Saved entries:
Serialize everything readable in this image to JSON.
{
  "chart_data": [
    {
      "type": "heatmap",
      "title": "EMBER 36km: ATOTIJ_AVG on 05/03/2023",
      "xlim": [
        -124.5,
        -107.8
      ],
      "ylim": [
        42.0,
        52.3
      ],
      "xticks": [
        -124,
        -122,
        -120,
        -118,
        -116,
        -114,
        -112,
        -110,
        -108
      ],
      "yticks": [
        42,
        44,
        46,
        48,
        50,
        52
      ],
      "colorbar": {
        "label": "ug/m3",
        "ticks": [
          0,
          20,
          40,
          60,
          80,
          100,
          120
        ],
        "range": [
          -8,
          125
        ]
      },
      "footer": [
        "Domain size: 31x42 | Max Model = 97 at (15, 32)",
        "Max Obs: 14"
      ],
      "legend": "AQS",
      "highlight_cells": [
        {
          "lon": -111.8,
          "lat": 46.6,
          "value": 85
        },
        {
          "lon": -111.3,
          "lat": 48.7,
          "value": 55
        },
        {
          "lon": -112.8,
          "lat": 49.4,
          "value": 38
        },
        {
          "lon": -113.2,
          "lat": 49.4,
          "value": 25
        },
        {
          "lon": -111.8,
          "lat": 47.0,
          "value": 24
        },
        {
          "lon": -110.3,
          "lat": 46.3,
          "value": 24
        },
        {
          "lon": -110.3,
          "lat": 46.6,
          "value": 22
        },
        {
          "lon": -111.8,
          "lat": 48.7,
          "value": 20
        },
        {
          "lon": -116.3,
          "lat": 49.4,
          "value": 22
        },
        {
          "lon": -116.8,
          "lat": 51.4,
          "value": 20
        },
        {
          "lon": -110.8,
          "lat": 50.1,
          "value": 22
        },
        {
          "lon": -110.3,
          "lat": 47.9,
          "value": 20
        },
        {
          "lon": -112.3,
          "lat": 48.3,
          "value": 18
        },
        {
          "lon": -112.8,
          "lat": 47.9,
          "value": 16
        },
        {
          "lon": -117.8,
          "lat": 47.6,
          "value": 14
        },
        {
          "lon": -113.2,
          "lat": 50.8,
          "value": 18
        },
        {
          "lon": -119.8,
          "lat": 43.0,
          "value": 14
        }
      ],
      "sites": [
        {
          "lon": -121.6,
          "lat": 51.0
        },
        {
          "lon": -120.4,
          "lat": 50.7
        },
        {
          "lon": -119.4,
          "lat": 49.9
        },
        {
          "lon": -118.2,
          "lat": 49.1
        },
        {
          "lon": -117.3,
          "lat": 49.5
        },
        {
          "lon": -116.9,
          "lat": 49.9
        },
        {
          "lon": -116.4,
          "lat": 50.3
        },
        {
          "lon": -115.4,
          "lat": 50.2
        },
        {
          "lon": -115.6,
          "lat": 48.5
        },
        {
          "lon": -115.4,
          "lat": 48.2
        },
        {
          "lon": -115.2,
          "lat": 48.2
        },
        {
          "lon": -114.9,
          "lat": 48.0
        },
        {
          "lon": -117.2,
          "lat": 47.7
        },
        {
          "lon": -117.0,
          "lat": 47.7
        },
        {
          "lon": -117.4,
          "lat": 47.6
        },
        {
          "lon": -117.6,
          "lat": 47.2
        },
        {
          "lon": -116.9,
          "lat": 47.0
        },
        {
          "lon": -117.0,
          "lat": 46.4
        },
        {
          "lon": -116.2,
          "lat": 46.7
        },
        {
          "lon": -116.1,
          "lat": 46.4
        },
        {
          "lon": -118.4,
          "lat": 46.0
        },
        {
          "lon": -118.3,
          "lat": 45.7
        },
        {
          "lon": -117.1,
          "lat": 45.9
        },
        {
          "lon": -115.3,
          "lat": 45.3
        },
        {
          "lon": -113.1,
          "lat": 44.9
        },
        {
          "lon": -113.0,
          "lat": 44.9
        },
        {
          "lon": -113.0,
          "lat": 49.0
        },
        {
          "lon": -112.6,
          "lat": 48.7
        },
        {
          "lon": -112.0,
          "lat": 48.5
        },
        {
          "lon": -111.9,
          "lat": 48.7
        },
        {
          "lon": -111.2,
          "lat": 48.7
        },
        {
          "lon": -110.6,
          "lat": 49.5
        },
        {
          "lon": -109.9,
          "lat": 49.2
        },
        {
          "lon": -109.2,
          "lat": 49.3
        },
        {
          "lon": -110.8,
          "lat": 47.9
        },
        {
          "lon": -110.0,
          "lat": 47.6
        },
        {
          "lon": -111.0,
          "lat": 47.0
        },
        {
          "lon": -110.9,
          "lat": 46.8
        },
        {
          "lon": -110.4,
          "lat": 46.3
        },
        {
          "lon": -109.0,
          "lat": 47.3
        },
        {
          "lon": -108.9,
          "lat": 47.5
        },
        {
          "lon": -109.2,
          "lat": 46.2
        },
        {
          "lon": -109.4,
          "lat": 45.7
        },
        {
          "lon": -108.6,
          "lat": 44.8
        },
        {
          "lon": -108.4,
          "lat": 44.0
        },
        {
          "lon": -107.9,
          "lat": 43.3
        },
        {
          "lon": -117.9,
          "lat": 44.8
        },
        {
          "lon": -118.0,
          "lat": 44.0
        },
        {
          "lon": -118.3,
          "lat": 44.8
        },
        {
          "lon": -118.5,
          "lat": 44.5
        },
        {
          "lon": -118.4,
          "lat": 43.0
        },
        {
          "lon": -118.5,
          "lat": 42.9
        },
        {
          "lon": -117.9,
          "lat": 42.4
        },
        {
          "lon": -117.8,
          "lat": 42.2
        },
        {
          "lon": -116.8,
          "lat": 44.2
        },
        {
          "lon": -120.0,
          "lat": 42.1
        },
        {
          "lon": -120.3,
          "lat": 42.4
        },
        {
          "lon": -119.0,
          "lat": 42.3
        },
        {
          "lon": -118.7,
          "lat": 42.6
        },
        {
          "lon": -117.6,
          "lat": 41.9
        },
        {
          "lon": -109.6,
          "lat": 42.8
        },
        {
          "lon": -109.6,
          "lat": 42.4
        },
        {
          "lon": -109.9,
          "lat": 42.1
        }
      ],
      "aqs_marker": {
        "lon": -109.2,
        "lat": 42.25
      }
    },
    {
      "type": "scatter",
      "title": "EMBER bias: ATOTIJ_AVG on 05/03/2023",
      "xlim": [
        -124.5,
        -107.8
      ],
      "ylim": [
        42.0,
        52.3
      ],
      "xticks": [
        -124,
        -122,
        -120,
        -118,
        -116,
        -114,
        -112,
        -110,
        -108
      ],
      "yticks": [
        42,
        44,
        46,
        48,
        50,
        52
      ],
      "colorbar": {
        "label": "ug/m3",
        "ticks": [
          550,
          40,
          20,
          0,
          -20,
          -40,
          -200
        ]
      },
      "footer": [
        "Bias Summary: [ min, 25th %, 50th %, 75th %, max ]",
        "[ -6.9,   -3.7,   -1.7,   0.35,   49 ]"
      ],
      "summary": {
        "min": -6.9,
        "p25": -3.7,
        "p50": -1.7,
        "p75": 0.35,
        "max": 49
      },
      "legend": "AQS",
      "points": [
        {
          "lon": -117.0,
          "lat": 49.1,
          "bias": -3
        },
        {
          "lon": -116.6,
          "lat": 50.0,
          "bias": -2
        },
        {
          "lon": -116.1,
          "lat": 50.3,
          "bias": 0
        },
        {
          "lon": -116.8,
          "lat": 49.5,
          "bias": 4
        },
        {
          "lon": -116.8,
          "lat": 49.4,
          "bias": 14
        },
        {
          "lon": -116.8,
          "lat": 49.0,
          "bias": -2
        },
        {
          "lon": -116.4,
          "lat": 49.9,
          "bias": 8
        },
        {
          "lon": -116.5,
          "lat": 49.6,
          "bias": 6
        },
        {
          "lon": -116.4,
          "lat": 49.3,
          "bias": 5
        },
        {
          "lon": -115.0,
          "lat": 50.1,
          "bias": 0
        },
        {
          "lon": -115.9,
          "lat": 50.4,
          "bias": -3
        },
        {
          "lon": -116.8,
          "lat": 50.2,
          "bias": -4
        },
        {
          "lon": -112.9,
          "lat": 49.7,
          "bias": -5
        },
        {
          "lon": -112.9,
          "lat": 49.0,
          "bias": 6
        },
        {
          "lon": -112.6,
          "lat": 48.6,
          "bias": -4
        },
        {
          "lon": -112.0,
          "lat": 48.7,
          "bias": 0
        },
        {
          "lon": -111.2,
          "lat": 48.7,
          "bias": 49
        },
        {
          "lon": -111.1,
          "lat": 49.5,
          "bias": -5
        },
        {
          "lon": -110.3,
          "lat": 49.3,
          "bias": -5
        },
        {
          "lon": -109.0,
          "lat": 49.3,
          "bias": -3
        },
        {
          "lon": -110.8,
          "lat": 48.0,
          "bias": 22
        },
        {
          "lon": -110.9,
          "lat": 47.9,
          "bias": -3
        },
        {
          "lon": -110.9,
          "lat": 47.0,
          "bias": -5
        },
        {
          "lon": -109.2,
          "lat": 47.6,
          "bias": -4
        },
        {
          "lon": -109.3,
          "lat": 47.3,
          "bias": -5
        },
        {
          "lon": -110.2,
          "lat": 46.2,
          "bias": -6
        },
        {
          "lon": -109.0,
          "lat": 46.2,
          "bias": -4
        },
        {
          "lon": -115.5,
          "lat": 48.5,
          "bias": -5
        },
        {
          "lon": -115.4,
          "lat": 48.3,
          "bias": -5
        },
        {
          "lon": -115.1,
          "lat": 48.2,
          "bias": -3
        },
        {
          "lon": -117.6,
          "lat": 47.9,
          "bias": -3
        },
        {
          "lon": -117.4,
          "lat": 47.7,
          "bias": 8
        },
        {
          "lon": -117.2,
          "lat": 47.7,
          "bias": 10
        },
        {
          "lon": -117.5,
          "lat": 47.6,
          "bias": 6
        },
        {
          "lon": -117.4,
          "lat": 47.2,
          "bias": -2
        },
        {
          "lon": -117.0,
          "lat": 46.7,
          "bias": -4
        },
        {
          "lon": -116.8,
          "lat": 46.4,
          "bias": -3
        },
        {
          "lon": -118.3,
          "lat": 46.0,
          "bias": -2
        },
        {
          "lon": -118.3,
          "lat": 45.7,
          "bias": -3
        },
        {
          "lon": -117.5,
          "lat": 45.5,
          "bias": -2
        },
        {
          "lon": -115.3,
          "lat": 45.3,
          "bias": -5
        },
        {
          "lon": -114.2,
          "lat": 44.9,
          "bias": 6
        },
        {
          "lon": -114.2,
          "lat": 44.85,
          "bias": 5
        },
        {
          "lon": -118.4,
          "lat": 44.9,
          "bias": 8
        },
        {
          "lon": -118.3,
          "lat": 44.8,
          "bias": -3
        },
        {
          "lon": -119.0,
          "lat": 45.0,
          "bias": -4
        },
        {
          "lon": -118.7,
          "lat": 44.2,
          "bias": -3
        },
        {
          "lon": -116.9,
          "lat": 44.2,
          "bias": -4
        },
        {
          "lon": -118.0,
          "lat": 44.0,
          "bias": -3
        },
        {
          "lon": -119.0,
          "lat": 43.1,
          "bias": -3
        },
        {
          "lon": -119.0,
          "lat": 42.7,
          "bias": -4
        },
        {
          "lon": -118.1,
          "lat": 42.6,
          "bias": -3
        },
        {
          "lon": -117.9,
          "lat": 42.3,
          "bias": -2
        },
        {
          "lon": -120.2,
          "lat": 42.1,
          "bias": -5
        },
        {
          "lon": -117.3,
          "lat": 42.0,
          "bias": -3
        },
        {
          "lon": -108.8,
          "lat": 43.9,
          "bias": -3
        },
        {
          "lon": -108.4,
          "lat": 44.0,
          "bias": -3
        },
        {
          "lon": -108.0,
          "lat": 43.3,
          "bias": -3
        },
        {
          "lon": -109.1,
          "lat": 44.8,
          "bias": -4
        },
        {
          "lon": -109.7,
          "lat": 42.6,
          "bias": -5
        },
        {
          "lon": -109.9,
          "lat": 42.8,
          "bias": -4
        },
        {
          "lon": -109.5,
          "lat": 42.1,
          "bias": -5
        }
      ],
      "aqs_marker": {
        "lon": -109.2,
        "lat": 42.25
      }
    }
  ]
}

- PROBLEM DESCRIPTION:
Give the number of lines that carry the word "EMBER", with nothing added.

- ANSWER IN FULL:
2